> **EXERCISE**
Show all lines that include the string "object"; copy each one.

** BEGIN **

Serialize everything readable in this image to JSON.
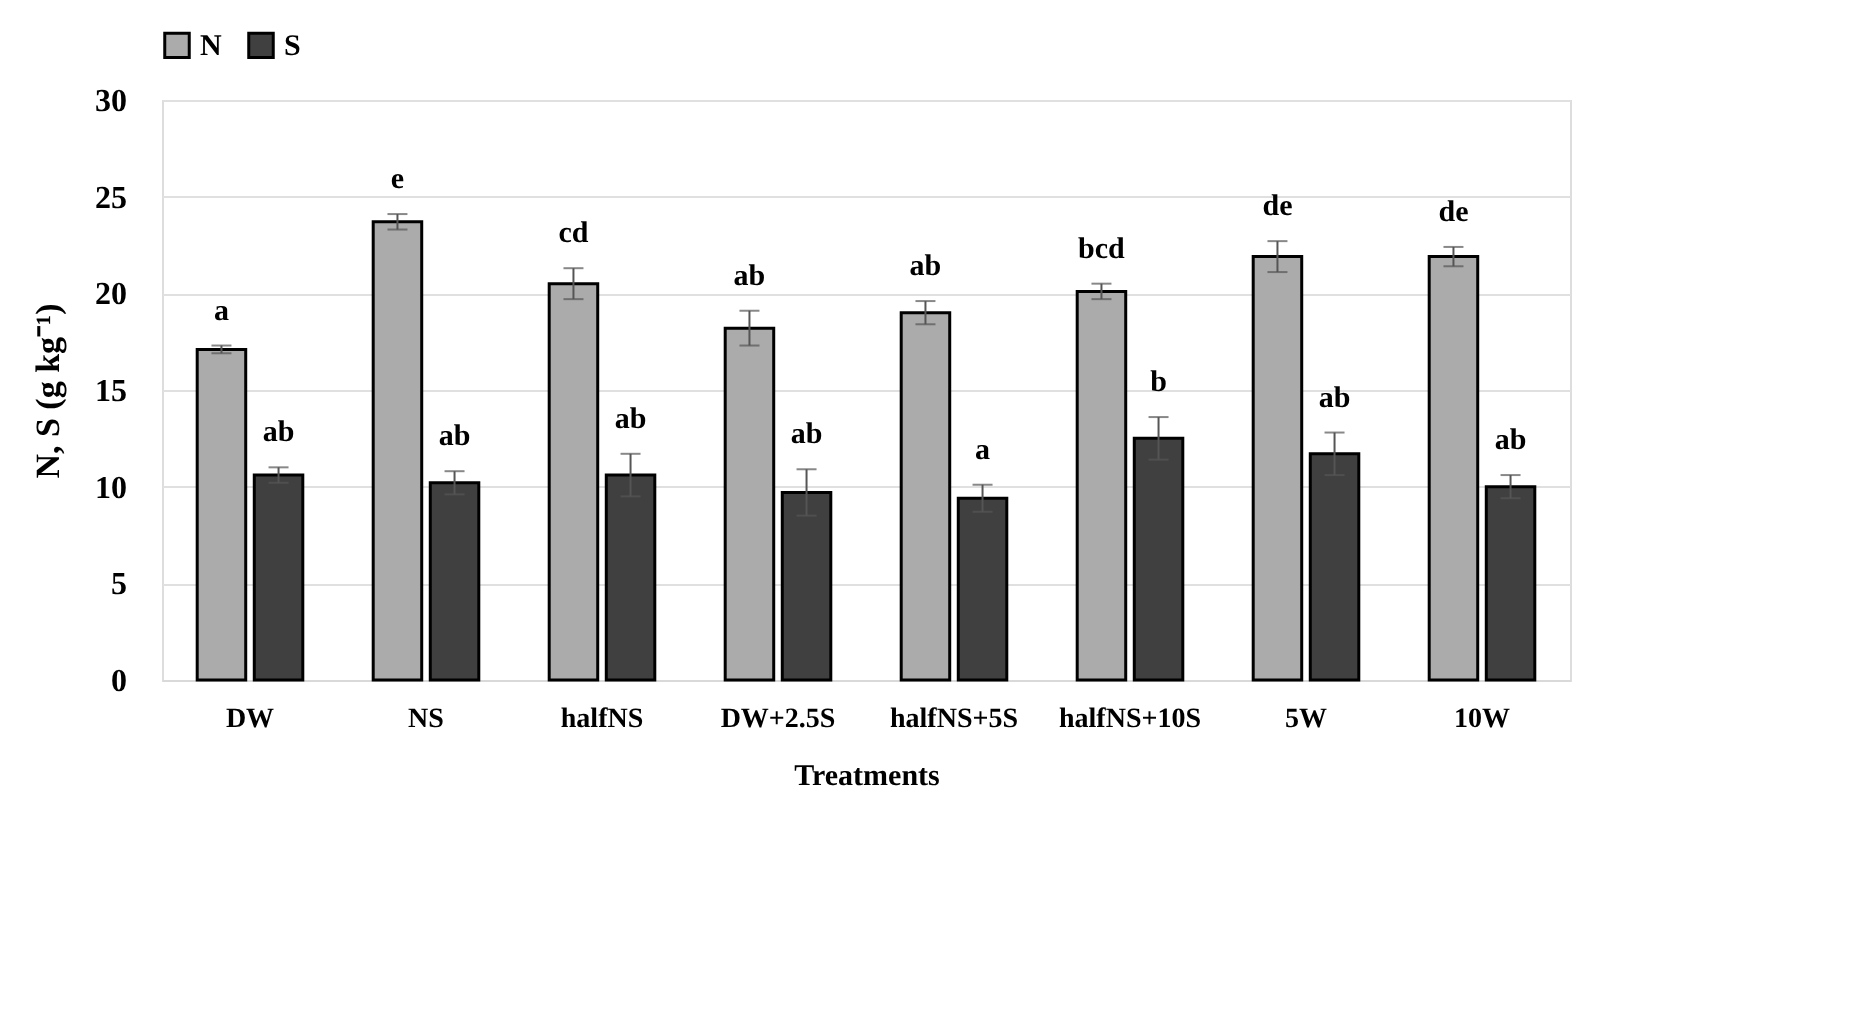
{
  "chart_data": {
    "type": "bar",
    "xlabel": "Treatments",
    "ylabel": "N, S (g kg⁻¹)",
    "categories": [
      "DW",
      "NS",
      "halfNS",
      "DW+2.5S",
      "halfNS+5S",
      "halfNS+10S",
      "5W",
      "10W"
    ],
    "series": [
      {
        "name": "N",
        "color": "#ababab",
        "values": [
          17.1,
          23.7,
          20.5,
          18.2,
          19.0,
          20.1,
          21.9,
          21.9
        ],
        "errors": [
          0.2,
          0.4,
          0.8,
          0.9,
          0.6,
          0.4,
          0.8,
          0.5
        ],
        "value_labels": [
          "a",
          "e",
          "cd",
          "ab",
          "ab",
          "bcd",
          "de",
          "de"
        ]
      },
      {
        "name": "S",
        "color": "#404040",
        "values": [
          10.6,
          10.2,
          10.6,
          9.7,
          9.4,
          12.5,
          11.7,
          10.0
        ],
        "errors": [
          0.4,
          0.6,
          1.1,
          1.2,
          0.7,
          1.1,
          1.1,
          0.6
        ],
        "value_labels": [
          "ab",
          "ab",
          "ab",
          "ab",
          "a",
          "b",
          "ab",
          "ab"
        ]
      }
    ],
    "ylim": [
      0,
      30
    ],
    "yticks": [
      0,
      5,
      10,
      15,
      20,
      25,
      30
    ],
    "grid": "y",
    "legend": "top"
  }
}
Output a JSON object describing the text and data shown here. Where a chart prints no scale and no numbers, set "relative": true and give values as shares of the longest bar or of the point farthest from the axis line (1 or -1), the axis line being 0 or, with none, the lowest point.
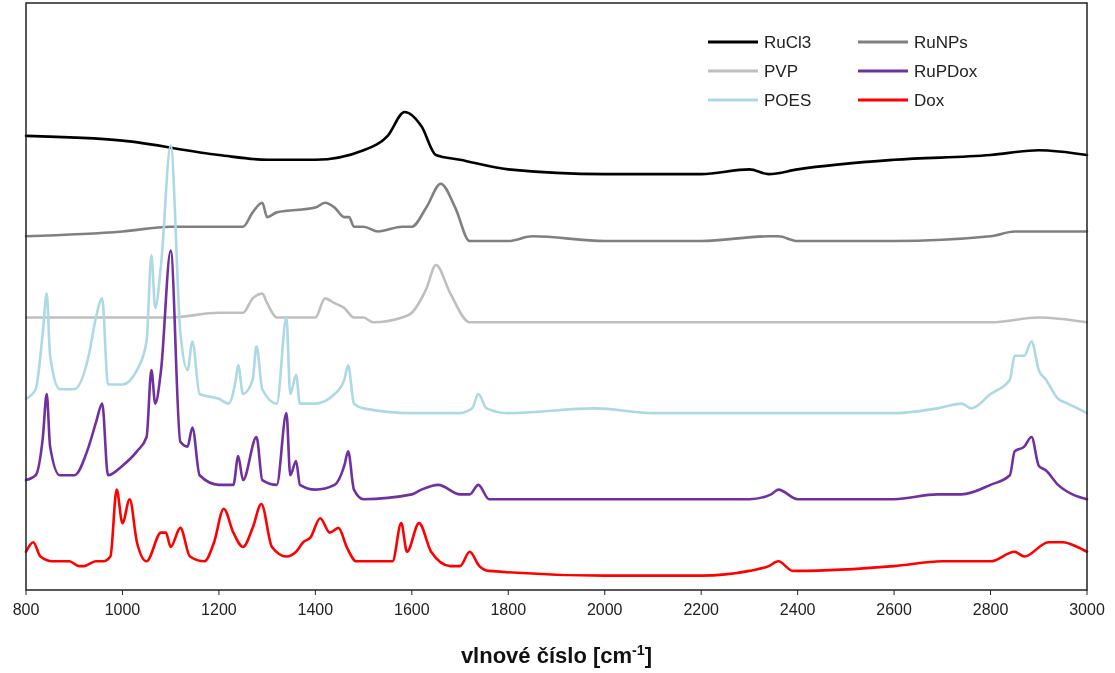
{
  "chart_data": {
    "type": "line",
    "relative": true,
    "xlabel": "vlnové číslo [cm$^{-1}$]",
    "xlim": [
      800,
      3000
    ],
    "xticks": [
      800,
      1000,
      1200,
      1400,
      1600,
      1800,
      2000,
      2200,
      2400,
      2600,
      2800,
      3000
    ],
    "grid": false,
    "legend": "top right",
    "series": [
      {
        "name": "RuCl3",
        "color": "#000000",
        "x": [
          800,
          1000,
          1200,
          1300,
          1400,
          1500,
          1550,
          1585,
          1620,
          1650,
          1700,
          1800,
          2000,
          2200,
          2300,
          2340,
          2400,
          2600,
          2800,
          2900,
          3000
        ],
        "values": [
          0.95,
          0.94,
          0.91,
          0.9,
          0.9,
          0.92,
          0.95,
          1.0,
          0.97,
          0.91,
          0.9,
          0.88,
          0.87,
          0.87,
          0.88,
          0.87,
          0.88,
          0.9,
          0.91,
          0.92,
          0.91
        ]
      },
      {
        "name": "RuNPs",
        "color": "#808080",
        "x": [
          800,
          1000,
          1100,
          1150,
          1200,
          1250,
          1270,
          1290,
          1300,
          1320,
          1400,
          1420,
          1440,
          1460,
          1470,
          1480,
          1500,
          1530,
          1580,
          1600,
          1630,
          1660,
          1690,
          1720,
          1800,
          1850,
          2000,
          2200,
          2340,
          2360,
          2400,
          2600,
          2800,
          2850,
          2950,
          3000
        ],
        "values": [
          0.74,
          0.75,
          0.76,
          0.76,
          0.76,
          0.76,
          0.79,
          0.81,
          0.78,
          0.79,
          0.8,
          0.81,
          0.8,
          0.78,
          0.78,
          0.76,
          0.76,
          0.75,
          0.76,
          0.76,
          0.8,
          0.85,
          0.8,
          0.73,
          0.73,
          0.74,
          0.73,
          0.73,
          0.74,
          0.74,
          0.73,
          0.73,
          0.74,
          0.75,
          0.75,
          0.75
        ]
      },
      {
        "name": "PVP",
        "color": "#bfbfbf",
        "x": [
          800,
          850,
          1000,
          1100,
          1200,
          1250,
          1270,
          1290,
          1300,
          1320,
          1360,
          1380,
          1400,
          1420,
          1440,
          1460,
          1480,
          1500,
          1520,
          1580,
          1600,
          1630,
          1650,
          1680,
          1720,
          1800,
          2000,
          2200,
          2400,
          2600,
          2800,
          2900,
          3000
        ],
        "values": [
          0.57,
          0.57,
          0.57,
          0.57,
          0.58,
          0.58,
          0.61,
          0.62,
          0.6,
          0.57,
          0.57,
          0.57,
          0.57,
          0.61,
          0.6,
          0.59,
          0.57,
          0.57,
          0.56,
          0.57,
          0.58,
          0.63,
          0.68,
          0.62,
          0.56,
          0.56,
          0.56,
          0.56,
          0.56,
          0.56,
          0.56,
          0.57,
          0.56
        ]
      },
      {
        "name": "RuPDox",
        "color": "#7030a0",
        "x": [
          800,
          820,
          835,
          843,
          850,
          870,
          900,
          930,
          945,
          958,
          970,
          1000,
          1030,
          1050,
          1060,
          1068,
          1080,
          1100,
          1120,
          1135,
          1145,
          1160,
          1200,
          1230,
          1240,
          1250,
          1278,
          1290,
          1320,
          1340,
          1348,
          1360,
          1368,
          1400,
          1440,
          1460,
          1468,
          1480,
          1500,
          1600,
          1620,
          1655,
          1700,
          1720,
          1738,
          1760,
          2000,
          2300,
          2345,
          2360,
          2400,
          2600,
          2690,
          2740,
          2800,
          2840,
          2850,
          2870,
          2885,
          2900,
          2915,
          2940,
          2970,
          3000
        ],
        "values": [
          0.23,
          0.24,
          0.32,
          0.41,
          0.3,
          0.24,
          0.24,
          0.3,
          0.35,
          0.39,
          0.24,
          0.26,
          0.29,
          0.32,
          0.46,
          0.39,
          0.46,
          0.71,
          0.31,
          0.3,
          0.34,
          0.24,
          0.22,
          0.22,
          0.28,
          0.23,
          0.32,
          0.23,
          0.22,
          0.37,
          0.24,
          0.27,
          0.22,
          0.21,
          0.22,
          0.26,
          0.29,
          0.21,
          0.19,
          0.2,
          0.21,
          0.22,
          0.2,
          0.2,
          0.22,
          0.19,
          0.19,
          0.19,
          0.2,
          0.21,
          0.19,
          0.19,
          0.2,
          0.2,
          0.22,
          0.24,
          0.29,
          0.3,
          0.32,
          0.26,
          0.25,
          0.22,
          0.2,
          0.19
        ]
      },
      {
        "name": "POES",
        "color": "#add8e6",
        "x": [
          800,
          820,
          835,
          843,
          850,
          870,
          900,
          930,
          945,
          958,
          970,
          1000,
          1030,
          1050,
          1060,
          1068,
          1080,
          1100,
          1120,
          1135,
          1145,
          1160,
          1200,
          1220,
          1235,
          1240,
          1250,
          1270,
          1278,
          1290,
          1320,
          1340,
          1348,
          1360,
          1368,
          1400,
          1440,
          1460,
          1468,
          1480,
          1500,
          1600,
          1700,
          1725,
          1738,
          1755,
          1800,
          1980,
          2100,
          2400,
          2600,
          2690,
          2740,
          2760,
          2800,
          2840,
          2850,
          2870,
          2885,
          2900,
          2915,
          2940,
          2960,
          3000
        ],
        "values": [
          0.4,
          0.42,
          0.54,
          0.62,
          0.49,
          0.42,
          0.42,
          0.49,
          0.57,
          0.61,
          0.43,
          0.43,
          0.46,
          0.52,
          0.7,
          0.59,
          0.68,
          0.93,
          0.54,
          0.46,
          0.52,
          0.41,
          0.4,
          0.39,
          0.44,
          0.47,
          0.41,
          0.44,
          0.51,
          0.42,
          0.39,
          0.57,
          0.41,
          0.45,
          0.39,
          0.39,
          0.41,
          0.44,
          0.47,
          0.39,
          0.38,
          0.37,
          0.37,
          0.38,
          0.41,
          0.38,
          0.37,
          0.38,
          0.37,
          0.37,
          0.37,
          0.38,
          0.39,
          0.38,
          0.41,
          0.44,
          0.49,
          0.49,
          0.52,
          0.46,
          0.44,
          0.4,
          0.39,
          0.37
        ]
      },
      {
        "name": "Dox",
        "color": "#ff0000",
        "x": [
          800,
          815,
          830,
          855,
          870,
          880,
          890,
          910,
          920,
          945,
          960,
          975,
          988,
          1000,
          1015,
          1030,
          1050,
          1080,
          1090,
          1100,
          1120,
          1140,
          1170,
          1190,
          1210,
          1230,
          1250,
          1270,
          1288,
          1310,
          1340,
          1360,
          1375,
          1390,
          1410,
          1430,
          1448,
          1465,
          1485,
          1520,
          1560,
          1578,
          1590,
          1615,
          1640,
          1680,
          1700,
          1720,
          1740,
          1760,
          2000,
          2200,
          2300,
          2340,
          2360,
          2390,
          2400,
          2600,
          2700,
          2800,
          2850,
          2870,
          2920,
          2950,
          2980,
          3000
        ],
        "values": [
          0.08,
          0.1,
          0.07,
          0.06,
          0.06,
          0.06,
          0.06,
          0.05,
          0.05,
          0.06,
          0.06,
          0.07,
          0.21,
          0.14,
          0.19,
          0.1,
          0.06,
          0.12,
          0.12,
          0.09,
          0.13,
          0.07,
          0.06,
          0.1,
          0.17,
          0.12,
          0.09,
          0.13,
          0.18,
          0.09,
          0.07,
          0.08,
          0.1,
          0.11,
          0.15,
          0.12,
          0.13,
          0.09,
          0.06,
          0.06,
          0.06,
          0.14,
          0.08,
          0.14,
          0.08,
          0.05,
          0.05,
          0.08,
          0.05,
          0.04,
          0.03,
          0.03,
          0.04,
          0.05,
          0.06,
          0.04,
          0.04,
          0.05,
          0.06,
          0.06,
          0.08,
          0.07,
          0.1,
          0.1,
          0.09,
          0.08
        ]
      }
    ]
  }
}
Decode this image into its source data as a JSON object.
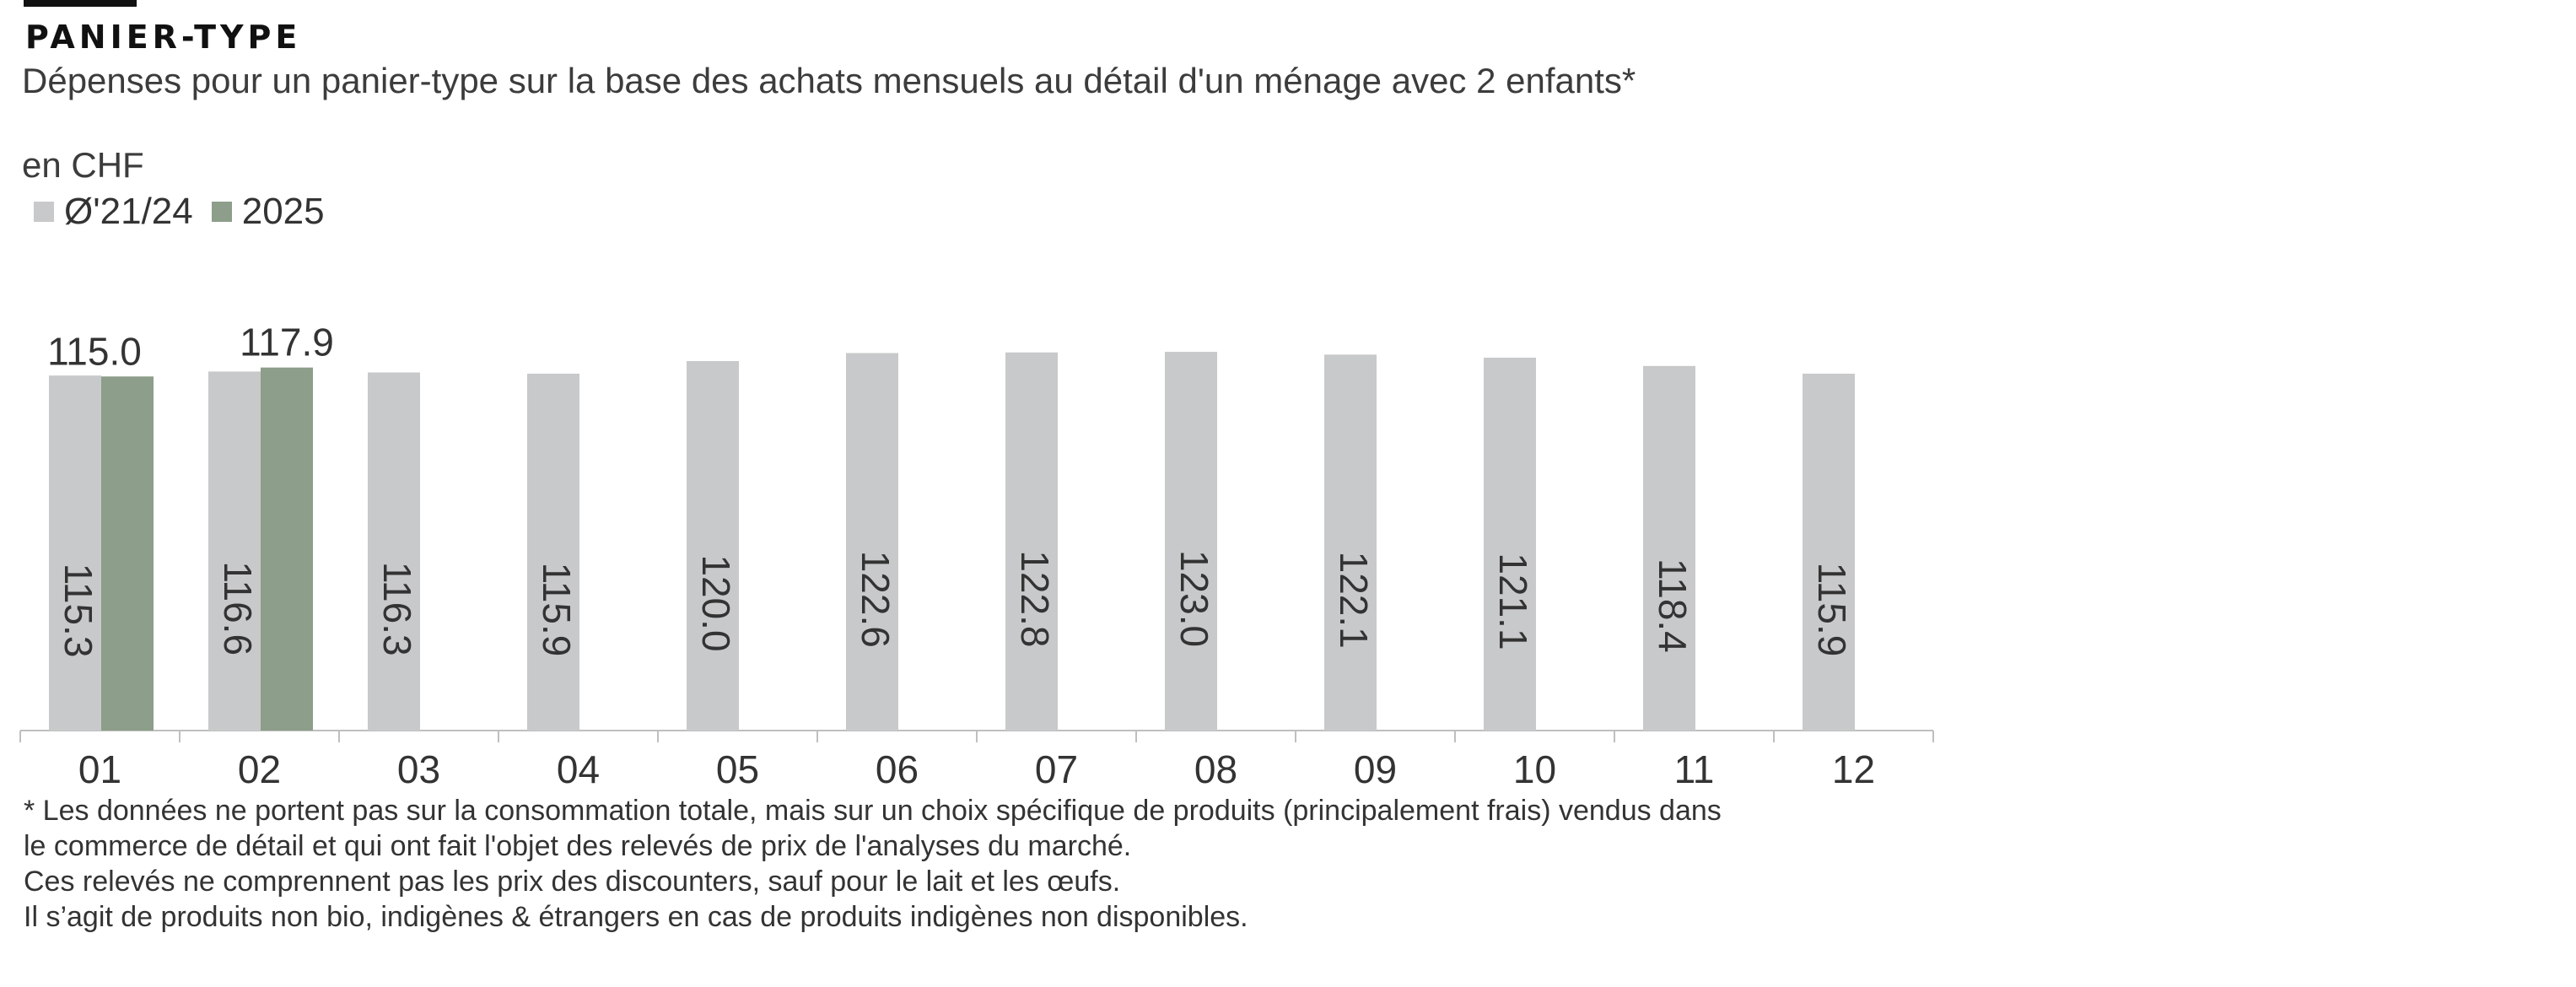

** END **

> **WORKED SOLUTION**
Output a JSON object describing the text and data shown here. Where a chart prints no scale and no numbers, set "relative": true and give values as shares of the longest bar or of the point farthest from the axis line (1 or -1), the axis line being 0 or, with none, the lowest point.
Decode this image into its source data as a JSON object.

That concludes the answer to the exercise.